SET TASK: Lines containing the word "быть" are the ones to copy from the records below.

[Stored records]
++++++++
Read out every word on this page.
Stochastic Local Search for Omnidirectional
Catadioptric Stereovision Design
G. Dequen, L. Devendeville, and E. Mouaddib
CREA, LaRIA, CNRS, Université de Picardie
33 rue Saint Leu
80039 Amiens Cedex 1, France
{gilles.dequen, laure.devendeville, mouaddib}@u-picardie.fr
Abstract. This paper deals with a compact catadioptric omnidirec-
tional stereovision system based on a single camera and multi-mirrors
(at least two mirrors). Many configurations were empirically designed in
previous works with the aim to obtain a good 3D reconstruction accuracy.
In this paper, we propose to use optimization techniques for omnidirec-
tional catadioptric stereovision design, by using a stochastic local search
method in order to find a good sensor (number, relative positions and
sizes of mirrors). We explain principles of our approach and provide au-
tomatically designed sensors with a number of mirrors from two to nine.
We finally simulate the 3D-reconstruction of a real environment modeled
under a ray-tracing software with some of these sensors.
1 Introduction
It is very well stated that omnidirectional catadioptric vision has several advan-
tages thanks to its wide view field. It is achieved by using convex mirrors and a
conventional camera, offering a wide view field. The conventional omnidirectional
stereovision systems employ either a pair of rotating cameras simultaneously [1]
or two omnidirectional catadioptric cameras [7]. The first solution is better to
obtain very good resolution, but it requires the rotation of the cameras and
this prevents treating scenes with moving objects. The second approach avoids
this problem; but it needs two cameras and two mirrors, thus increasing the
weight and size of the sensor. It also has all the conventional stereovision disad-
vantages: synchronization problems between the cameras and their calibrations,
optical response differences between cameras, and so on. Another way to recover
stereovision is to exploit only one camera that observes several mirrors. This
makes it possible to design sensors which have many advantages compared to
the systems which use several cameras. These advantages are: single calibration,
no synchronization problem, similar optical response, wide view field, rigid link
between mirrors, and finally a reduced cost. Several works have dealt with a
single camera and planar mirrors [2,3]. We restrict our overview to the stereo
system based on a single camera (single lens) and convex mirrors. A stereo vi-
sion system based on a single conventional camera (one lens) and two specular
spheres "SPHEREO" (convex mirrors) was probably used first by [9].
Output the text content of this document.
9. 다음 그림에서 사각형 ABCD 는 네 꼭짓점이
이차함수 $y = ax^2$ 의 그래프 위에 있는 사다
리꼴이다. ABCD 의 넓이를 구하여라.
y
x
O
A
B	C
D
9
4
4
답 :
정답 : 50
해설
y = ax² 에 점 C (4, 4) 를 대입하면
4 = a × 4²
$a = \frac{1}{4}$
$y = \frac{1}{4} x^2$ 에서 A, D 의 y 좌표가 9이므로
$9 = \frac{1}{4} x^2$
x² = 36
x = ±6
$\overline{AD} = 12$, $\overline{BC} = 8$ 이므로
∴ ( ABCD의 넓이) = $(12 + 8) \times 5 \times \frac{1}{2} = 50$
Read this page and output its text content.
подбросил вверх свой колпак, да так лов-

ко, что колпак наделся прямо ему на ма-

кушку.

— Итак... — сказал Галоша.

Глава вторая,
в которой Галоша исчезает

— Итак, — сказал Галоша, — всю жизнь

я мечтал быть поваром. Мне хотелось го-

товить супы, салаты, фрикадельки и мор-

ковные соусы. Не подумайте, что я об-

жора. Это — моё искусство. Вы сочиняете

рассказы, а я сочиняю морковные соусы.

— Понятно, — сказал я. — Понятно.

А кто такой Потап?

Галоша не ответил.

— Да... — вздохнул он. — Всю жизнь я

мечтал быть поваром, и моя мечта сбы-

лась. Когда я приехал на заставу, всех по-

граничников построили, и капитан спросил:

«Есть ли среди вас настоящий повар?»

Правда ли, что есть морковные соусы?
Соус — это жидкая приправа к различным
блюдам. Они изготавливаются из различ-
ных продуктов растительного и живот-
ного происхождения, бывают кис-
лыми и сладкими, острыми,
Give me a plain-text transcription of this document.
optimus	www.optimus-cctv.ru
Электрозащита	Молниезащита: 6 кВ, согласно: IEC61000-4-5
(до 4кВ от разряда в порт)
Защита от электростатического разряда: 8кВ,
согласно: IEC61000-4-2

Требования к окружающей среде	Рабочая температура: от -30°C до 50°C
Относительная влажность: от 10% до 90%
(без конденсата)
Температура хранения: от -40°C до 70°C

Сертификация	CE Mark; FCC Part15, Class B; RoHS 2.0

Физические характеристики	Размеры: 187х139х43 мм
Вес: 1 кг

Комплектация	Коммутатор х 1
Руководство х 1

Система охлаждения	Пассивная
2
++++++++
TASK RESPONSE:
я мечтал быть поваром. Мне хотелось го-
мечтал быть поваром, и моя мечта сбы-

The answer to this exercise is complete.